STUDY MATERIAL section start
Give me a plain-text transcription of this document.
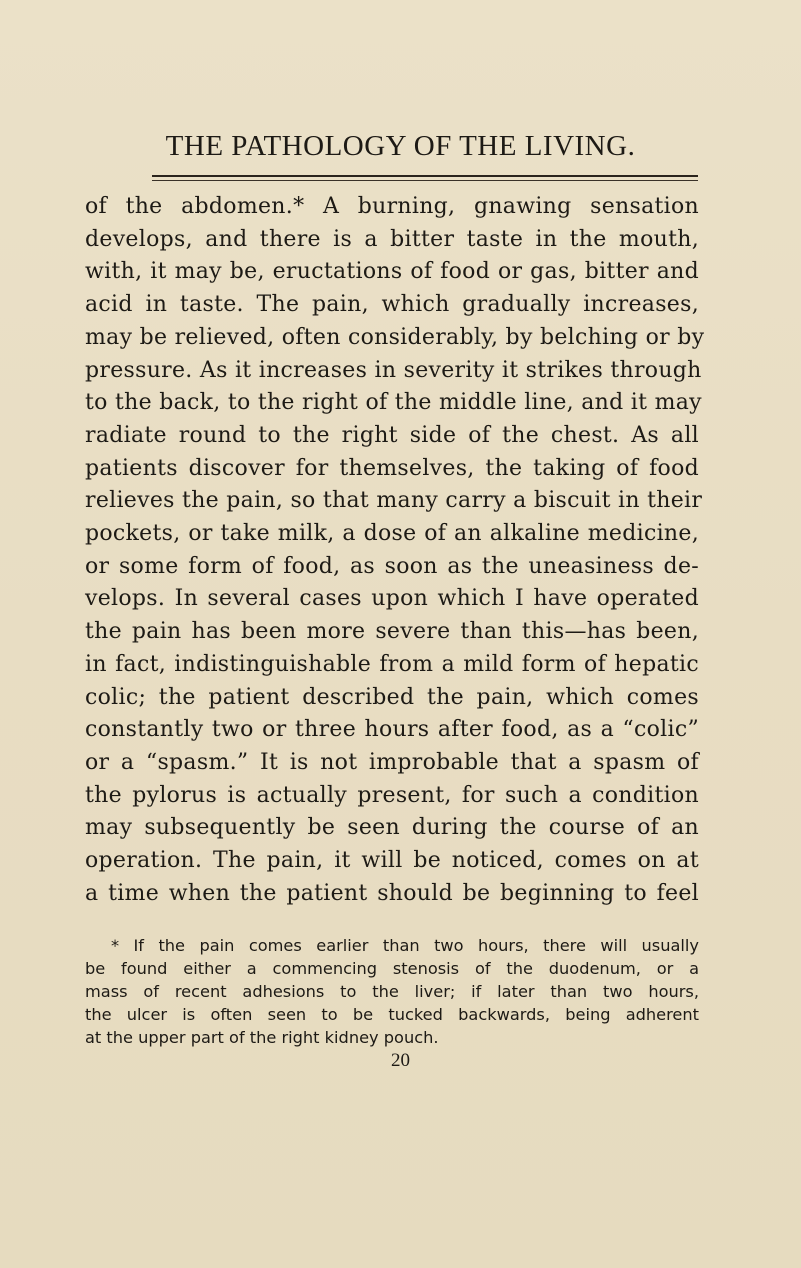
THE PATHOLOGY OF THE LIVING.
of the abdomen.* A burning, gnawing sensation
develops, and there is a bitter taste in the mouth,
with, it may be, eructations of food or gas, bitter and
acid in taste. The pain, which gradually increases,
may be relieved, often considerably, by belching or by
pressure. As it increases in severity it strikes through
to the back, to the right of the middle line, and it may
radiate round to the right side of the chest. As all
patients discover for themselves, the taking of food
relieves the pain, so that many carry a biscuit in their
pockets, or take milk, a dose of an alkaline medicine,
or some form of food, as soon as the uneasiness de-
velops. In several cases upon which I have operated
the pain has been more severe than this—has been,
in fact, indistinguishable from a mild form of hepatic
colic; the patient described the pain, which comes
constantly two or three hours after food, as a “colic”
or a “spasm.” It is not improbable that a spasm of
the pylorus is actually present, for such a condition
may subsequently be seen during the course of an
operation. The pain, it will be noticed, comes on at
a time when the patient should be beginning to feel
* If the pain comes earlier than two hours, there will usually
be found either a commencing stenosis of the duodenum, or a
mass of recent adhesions to the liver; if later than two hours,
the ulcer is often seen to be tucked backwards, being adherent
at the upper part of the right kidney pouch.
20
STUDY MATERIAL section end
◆ TASK INSTRUCTIONS: If a line of the entries holds the word "bitter", copy it out.

◆ WRITTEN SOLUTION:
develops, and there is a bitter taste in the mouth,
with, it may be, eructations of food or gas, bitter and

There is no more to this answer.